(Items listed in a dataset)
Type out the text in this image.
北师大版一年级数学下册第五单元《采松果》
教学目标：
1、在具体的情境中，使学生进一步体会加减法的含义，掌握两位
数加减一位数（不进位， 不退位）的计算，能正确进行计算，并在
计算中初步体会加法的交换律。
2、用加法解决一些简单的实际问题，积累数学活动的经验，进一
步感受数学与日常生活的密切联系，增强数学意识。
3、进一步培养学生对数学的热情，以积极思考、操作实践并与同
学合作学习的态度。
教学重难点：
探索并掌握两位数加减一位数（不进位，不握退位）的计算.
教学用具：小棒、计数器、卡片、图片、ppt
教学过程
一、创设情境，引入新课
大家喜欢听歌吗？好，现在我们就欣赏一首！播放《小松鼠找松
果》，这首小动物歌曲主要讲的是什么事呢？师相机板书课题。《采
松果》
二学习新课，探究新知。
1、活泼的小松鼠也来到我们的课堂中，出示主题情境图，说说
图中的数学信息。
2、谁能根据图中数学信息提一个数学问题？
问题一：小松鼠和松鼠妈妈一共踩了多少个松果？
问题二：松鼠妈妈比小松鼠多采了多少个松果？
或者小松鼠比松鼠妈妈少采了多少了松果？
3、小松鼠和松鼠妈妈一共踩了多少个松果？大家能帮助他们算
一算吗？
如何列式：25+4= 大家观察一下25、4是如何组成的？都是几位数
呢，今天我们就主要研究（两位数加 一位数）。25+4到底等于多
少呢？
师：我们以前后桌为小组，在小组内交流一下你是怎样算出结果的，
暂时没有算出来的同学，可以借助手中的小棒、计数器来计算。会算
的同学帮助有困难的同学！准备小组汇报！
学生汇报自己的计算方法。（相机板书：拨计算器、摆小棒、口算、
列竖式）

__What you will do__:
Of the lines in the entries, how many include the word "小松鼠和松鼠妈妈一共踩了多少个松果"? State only the number.

__Worked solution__:
2